=== TEXT ===
In the fourth letter, sent on 26 December, W. R. informs his brother that Henry's body has been found, but the events of his death remain mysterious. On the prior day, while W. R. is attending a Christmas Day service at church, the tenor bell repeatedly sounds, and a bier and pall are inexplicably found to have brought out of storage. That afternoon, a Punch and Judy show by Foresta and Calpigi is staged in the marketplace; W. R. watches from the first floor window of the inn. During the performance, the Toby dog repeatedly howls at the wrong times, then eventually flees. At the climax of the show, when a gallows has been erected on the stage, the elevated position of W. R. enables him to see a figure with a "nightcapped head" in the booth, which pinions the arms of one of the puppeteer and lifts him towards the gallows. The booth falls over, and two figures are seen running from the wreckage towards the fields. W. R. and others follow; they find one of the puppeteers dead in a chalk pit, having fallen over the edge and broken his neck. The other puppeteer is found dead in the booth. Henry's body is found buried in the chalk pit with a cut throat and a sack over the head. W. R. closes by telling Robert that the real names of the puppeteers were Kidman and Gallop, saying "I feel sure I have heard them, but no one here seems to know anything about them".
=== SUPPLIED MATERIAL ===
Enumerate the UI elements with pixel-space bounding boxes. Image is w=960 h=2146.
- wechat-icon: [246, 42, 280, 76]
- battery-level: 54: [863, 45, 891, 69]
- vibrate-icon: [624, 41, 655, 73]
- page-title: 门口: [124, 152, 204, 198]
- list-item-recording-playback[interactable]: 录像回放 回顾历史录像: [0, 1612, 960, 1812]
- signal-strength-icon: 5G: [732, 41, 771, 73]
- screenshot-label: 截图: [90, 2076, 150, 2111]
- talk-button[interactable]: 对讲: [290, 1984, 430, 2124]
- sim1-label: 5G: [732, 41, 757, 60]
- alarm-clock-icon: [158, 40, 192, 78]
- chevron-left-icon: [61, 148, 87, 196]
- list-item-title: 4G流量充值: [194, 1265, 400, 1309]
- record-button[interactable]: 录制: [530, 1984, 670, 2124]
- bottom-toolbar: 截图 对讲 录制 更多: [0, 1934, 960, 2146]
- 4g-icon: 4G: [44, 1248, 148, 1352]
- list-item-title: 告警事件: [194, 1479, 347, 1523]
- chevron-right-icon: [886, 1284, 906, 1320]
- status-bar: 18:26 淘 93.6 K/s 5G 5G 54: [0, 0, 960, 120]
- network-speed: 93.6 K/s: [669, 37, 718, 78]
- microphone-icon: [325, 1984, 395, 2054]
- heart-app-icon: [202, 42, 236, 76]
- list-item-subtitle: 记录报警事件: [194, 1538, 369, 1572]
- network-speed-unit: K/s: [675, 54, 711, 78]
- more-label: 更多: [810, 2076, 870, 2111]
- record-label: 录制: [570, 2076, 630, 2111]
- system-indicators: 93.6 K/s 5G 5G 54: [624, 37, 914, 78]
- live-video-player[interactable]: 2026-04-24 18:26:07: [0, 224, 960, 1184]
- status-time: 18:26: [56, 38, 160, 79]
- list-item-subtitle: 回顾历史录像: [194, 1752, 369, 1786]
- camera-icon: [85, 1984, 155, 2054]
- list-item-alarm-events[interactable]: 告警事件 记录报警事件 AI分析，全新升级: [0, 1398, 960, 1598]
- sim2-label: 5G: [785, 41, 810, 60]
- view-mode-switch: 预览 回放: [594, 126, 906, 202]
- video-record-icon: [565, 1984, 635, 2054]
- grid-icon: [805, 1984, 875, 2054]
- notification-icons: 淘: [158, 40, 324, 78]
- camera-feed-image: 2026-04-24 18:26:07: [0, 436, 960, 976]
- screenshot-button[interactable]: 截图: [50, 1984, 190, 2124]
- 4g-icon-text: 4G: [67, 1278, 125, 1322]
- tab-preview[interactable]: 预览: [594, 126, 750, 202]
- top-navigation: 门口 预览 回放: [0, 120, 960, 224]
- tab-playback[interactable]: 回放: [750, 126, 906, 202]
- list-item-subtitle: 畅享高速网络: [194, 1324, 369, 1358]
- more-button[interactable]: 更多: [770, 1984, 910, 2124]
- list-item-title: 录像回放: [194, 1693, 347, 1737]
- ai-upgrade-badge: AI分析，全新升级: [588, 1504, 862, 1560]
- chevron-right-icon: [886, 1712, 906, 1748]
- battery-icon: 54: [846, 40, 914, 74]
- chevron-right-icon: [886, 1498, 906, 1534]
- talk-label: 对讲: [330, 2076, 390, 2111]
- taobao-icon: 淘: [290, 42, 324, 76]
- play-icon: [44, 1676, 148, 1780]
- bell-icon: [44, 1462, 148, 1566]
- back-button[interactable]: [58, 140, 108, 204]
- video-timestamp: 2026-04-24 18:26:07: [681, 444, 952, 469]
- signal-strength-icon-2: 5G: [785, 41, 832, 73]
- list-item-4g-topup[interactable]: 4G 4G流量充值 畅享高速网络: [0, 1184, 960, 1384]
===
- [WHAT THIS TASK INVOLVES] Continue the text about the fourth letter, starting after its final sentence. The material that comes with the page has nothing to do with the text about the letters.

- [RESULT]
== Publication ==
"The Story of a Disappearance and an Appearance" was first published in The Cambridge Review on 4 June 1913. In 1919, it was collected in James' book A Thin Ghost and Others. It has since been collected many times, including in The Collected Ghost Stories of M. R. James in 1931. The original manuscript is held in the Cambridge University Library.

== Reception ==
Tim Martin describes "The Story of a Disappearance and an Appearance" as "one of [James'] most frightening pieces", while Penelope Fitzgerald describes it as "the best story [James] ever wrote". Peter Bell states "For James, who normally purveys terror with a lighter touch, this is exceptionally graphic" and suggests it is inspired by "...an obviously disquieting childhood memory" of James'. Chris Power writes, "Even in restraint [James] can terrorise".

Michael Kellermeyer suggests that "The Story of a Disappearance and an Appearance" reflects "James' growing pessimism with human progress and institutions", noting its "unusually sad and wistful nature". Kellermeyer suggests, "what James is deeply concerned about in this story is the problem of mortality and the perseverance of evil in spite of civilization's best efforts". Kellermeyer further describes the story as "one of James' more opaque and confusing", being part of what he describes as James' "puzzle-story phase", consisting of oblique tales that require an unusual amount of interpretation. Jack Sullivan writes "'The Story of a Disappearance and an Appearance,' 'Two Doctors', 'Mr. Humphreys and His Inheritance" and 'Rats' read more like dark enigmas than finished works of fiction."

Rosemary Pardoe describes the story as one of James' "lesser tales".

Jane Mainley-Piddock writes "The story is striking with its undertones of hidden sexual projection" and that "The dream projection scene has sexual undertones with the hooding and tying down of the victim and the scene is also saturated with sexual sadism."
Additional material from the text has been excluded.